(Records excerpted from a collection)
+ + +
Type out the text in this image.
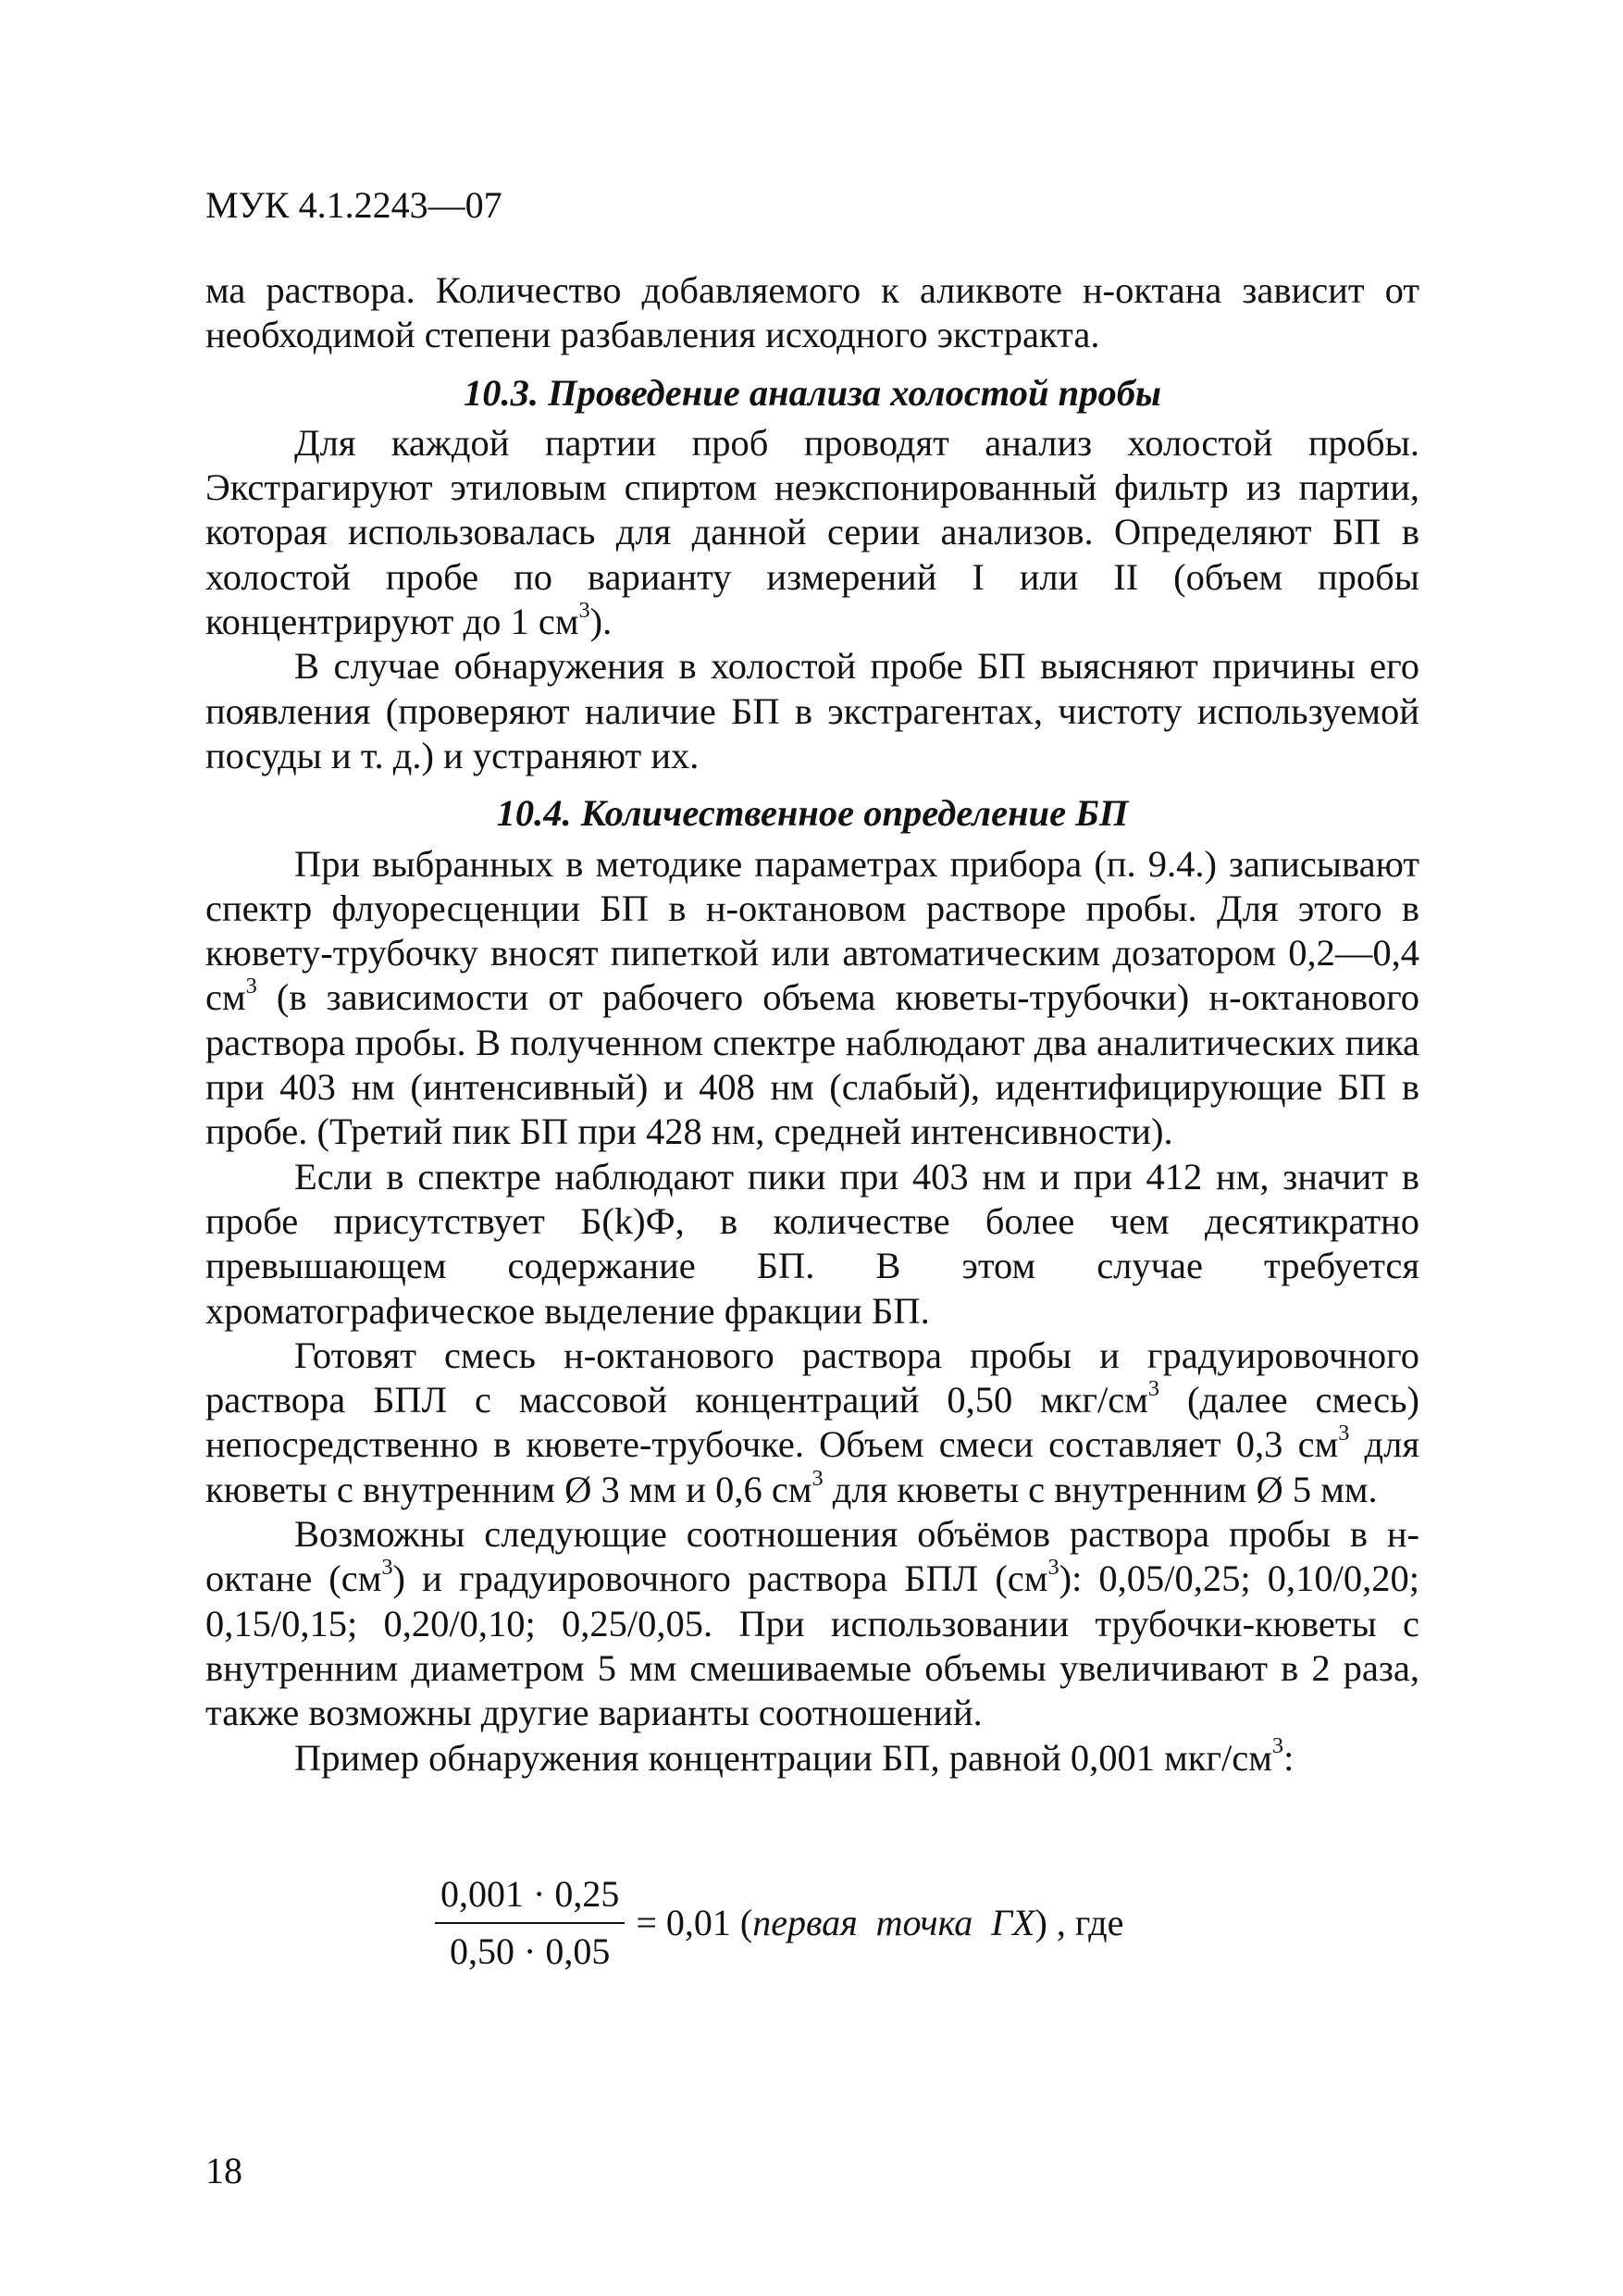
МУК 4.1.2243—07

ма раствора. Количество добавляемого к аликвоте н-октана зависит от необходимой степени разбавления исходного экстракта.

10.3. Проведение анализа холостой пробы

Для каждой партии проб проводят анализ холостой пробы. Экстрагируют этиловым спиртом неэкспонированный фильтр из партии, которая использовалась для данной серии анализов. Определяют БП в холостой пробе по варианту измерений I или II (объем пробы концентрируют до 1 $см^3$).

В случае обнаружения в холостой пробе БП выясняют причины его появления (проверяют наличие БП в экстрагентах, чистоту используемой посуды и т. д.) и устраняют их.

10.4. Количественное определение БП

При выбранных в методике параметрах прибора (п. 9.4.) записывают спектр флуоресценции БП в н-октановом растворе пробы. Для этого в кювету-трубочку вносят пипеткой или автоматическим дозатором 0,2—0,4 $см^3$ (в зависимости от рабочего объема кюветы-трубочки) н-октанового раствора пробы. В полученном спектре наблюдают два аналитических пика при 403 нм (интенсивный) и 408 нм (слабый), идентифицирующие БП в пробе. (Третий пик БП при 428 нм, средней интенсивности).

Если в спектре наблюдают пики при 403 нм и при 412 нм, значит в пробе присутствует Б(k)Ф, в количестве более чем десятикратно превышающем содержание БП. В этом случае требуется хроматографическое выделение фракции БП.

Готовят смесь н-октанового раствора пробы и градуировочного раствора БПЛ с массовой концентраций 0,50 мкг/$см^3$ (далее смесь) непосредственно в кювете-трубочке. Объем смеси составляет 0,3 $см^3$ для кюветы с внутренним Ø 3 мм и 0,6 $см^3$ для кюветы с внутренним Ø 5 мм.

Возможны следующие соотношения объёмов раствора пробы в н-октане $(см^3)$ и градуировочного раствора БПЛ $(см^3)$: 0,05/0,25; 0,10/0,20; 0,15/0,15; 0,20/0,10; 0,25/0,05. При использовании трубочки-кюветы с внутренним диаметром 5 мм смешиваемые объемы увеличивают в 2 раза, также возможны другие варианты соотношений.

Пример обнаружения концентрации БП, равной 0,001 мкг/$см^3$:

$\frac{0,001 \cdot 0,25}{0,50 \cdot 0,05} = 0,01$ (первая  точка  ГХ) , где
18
+ + +
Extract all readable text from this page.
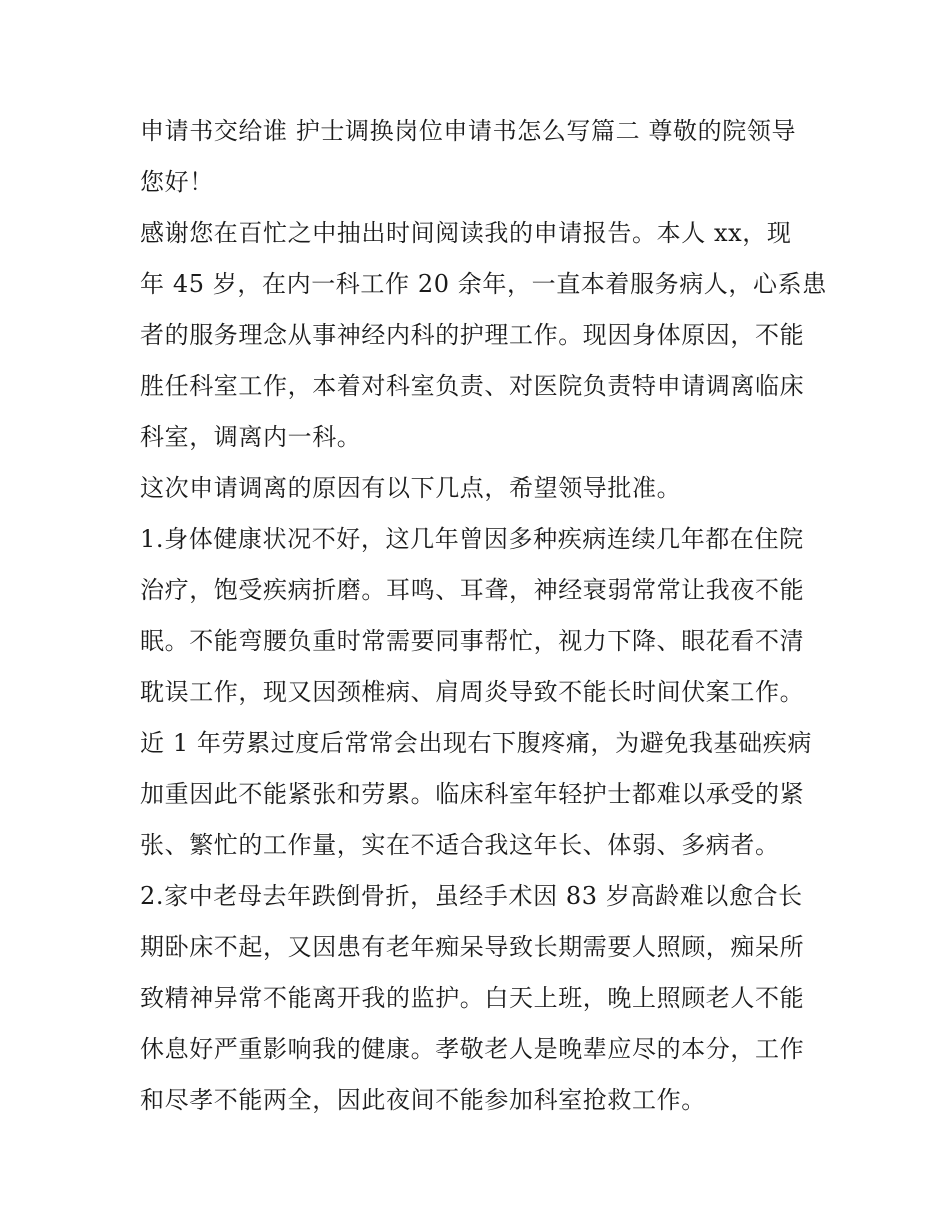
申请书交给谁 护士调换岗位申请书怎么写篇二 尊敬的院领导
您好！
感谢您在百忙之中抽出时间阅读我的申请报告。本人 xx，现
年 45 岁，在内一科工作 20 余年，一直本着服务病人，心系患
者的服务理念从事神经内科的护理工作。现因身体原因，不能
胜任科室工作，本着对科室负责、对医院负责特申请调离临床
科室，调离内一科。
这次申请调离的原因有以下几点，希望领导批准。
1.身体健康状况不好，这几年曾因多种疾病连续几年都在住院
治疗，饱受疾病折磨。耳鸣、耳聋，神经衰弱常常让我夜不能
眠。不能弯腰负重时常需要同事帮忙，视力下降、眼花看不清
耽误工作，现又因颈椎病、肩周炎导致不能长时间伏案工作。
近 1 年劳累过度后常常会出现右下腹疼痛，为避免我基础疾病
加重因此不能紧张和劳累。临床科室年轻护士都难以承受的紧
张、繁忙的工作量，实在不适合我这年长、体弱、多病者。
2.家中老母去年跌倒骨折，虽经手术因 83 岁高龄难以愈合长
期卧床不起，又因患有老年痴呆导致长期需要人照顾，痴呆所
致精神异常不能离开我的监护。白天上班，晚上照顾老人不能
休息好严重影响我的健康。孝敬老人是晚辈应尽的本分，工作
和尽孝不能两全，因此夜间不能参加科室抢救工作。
+ + +
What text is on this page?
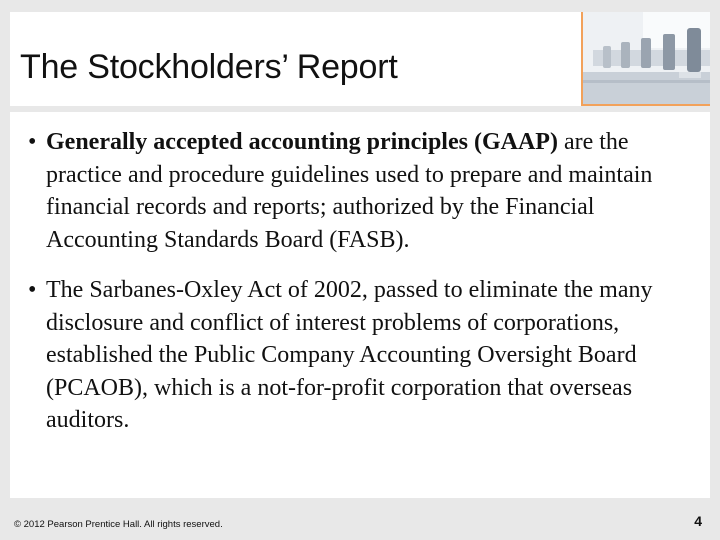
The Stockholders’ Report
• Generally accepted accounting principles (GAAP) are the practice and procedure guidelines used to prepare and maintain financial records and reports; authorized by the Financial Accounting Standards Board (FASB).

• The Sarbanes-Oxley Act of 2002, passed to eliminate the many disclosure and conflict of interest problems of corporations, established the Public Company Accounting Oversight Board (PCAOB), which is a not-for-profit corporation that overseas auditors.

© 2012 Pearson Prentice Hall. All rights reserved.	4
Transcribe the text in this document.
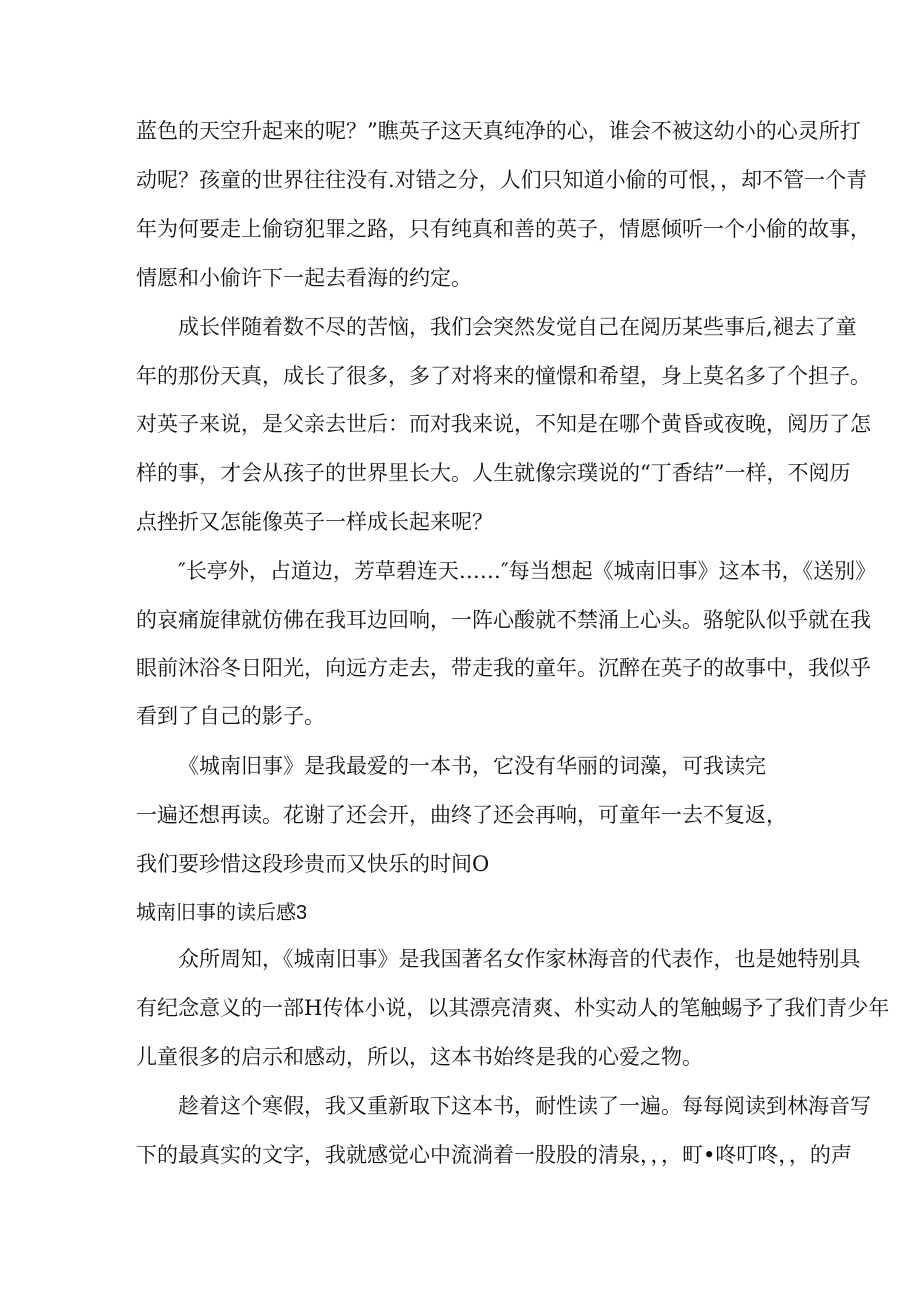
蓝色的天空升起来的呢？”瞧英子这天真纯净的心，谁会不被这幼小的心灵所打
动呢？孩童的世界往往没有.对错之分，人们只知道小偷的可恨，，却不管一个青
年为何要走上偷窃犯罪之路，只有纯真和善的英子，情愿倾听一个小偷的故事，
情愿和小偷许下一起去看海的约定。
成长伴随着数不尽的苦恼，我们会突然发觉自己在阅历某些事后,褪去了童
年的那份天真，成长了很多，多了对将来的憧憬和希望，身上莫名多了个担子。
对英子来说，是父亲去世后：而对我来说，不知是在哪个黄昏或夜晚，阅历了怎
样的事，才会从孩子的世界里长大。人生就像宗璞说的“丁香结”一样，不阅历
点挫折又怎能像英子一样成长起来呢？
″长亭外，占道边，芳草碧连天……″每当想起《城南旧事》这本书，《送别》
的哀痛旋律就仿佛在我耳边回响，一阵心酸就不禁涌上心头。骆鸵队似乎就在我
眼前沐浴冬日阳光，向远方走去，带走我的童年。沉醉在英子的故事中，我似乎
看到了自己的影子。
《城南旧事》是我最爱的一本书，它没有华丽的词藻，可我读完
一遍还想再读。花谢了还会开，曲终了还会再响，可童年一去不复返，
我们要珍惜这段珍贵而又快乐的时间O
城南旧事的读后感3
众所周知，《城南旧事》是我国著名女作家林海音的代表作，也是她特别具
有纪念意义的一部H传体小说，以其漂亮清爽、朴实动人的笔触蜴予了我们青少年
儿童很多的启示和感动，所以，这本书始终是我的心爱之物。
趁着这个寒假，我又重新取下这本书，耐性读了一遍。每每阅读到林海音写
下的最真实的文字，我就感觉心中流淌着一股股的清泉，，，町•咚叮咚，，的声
+ + +
- **WRITTEN EXERCISE**: Copy each line of the listing that includes "text".

- **REPLY TO THE EXERCISE**:
Type out the text in this image.
Extract all readable text from this page.
What text is on this page?
Transcribe the text in this document.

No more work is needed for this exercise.